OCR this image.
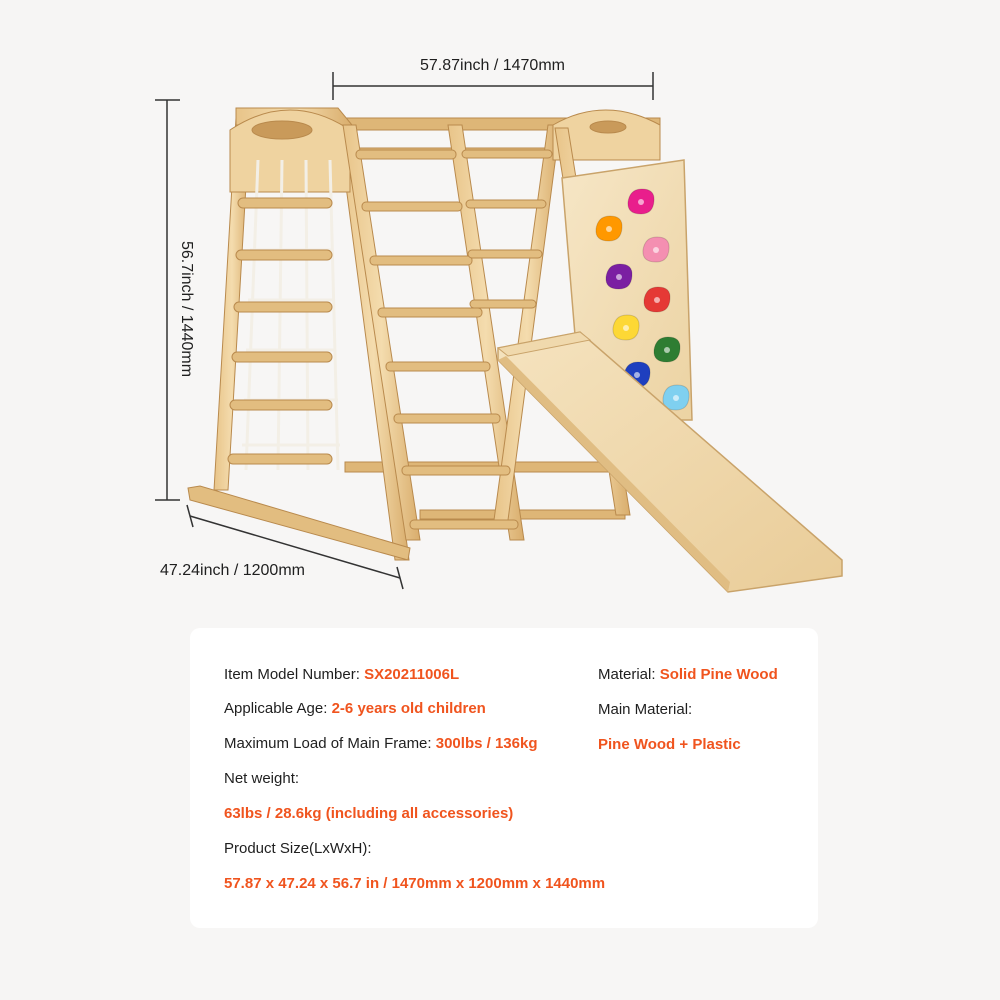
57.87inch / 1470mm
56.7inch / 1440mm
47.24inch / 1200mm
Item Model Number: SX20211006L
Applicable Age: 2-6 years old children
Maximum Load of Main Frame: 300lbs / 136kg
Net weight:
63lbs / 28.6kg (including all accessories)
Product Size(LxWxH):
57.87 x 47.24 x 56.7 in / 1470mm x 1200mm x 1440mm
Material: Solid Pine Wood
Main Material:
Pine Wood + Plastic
--
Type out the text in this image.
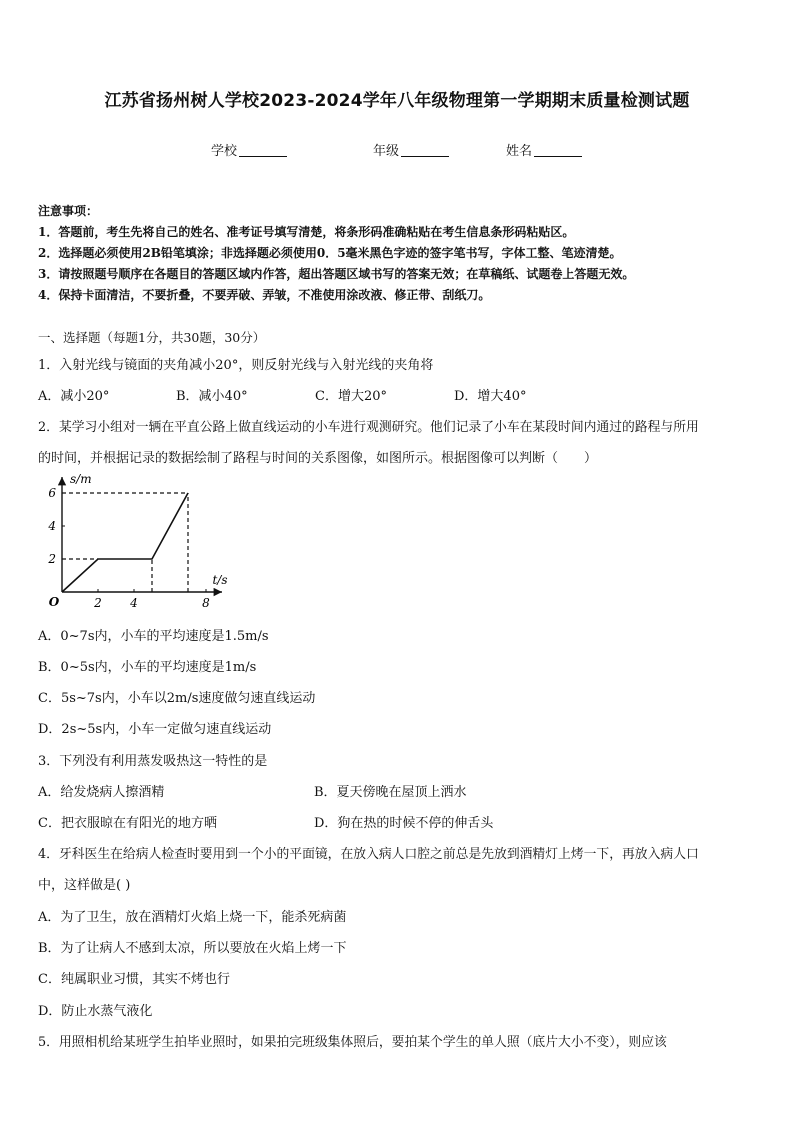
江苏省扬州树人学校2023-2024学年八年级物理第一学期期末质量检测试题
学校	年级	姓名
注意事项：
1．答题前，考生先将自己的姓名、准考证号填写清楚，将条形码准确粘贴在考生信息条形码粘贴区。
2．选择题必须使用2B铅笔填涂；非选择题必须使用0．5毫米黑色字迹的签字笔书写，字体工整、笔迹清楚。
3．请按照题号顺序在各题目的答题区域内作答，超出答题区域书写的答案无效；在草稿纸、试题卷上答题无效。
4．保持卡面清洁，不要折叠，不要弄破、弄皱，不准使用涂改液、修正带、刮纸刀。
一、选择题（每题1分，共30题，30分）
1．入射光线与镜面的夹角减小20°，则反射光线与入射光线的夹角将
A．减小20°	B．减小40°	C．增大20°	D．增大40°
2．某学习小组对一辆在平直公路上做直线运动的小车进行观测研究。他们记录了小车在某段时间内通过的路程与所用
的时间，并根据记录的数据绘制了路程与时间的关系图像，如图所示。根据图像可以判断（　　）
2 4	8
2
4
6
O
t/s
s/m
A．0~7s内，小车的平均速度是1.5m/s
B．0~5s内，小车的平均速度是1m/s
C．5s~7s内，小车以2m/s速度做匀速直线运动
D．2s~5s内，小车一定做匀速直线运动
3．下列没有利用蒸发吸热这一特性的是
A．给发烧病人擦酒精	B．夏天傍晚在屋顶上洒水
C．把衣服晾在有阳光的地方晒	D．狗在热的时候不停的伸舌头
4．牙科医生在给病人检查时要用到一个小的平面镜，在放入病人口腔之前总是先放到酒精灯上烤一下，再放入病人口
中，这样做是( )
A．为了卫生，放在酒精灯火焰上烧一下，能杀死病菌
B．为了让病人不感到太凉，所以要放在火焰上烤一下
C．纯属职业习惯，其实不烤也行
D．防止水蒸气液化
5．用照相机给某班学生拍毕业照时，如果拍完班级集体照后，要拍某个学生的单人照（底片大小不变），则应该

Your instructions:
Copy down every line of the entries containing the word "Main".

Written response:
Maximum Load of Main Frame: 300lbs / 136kg
Main Material:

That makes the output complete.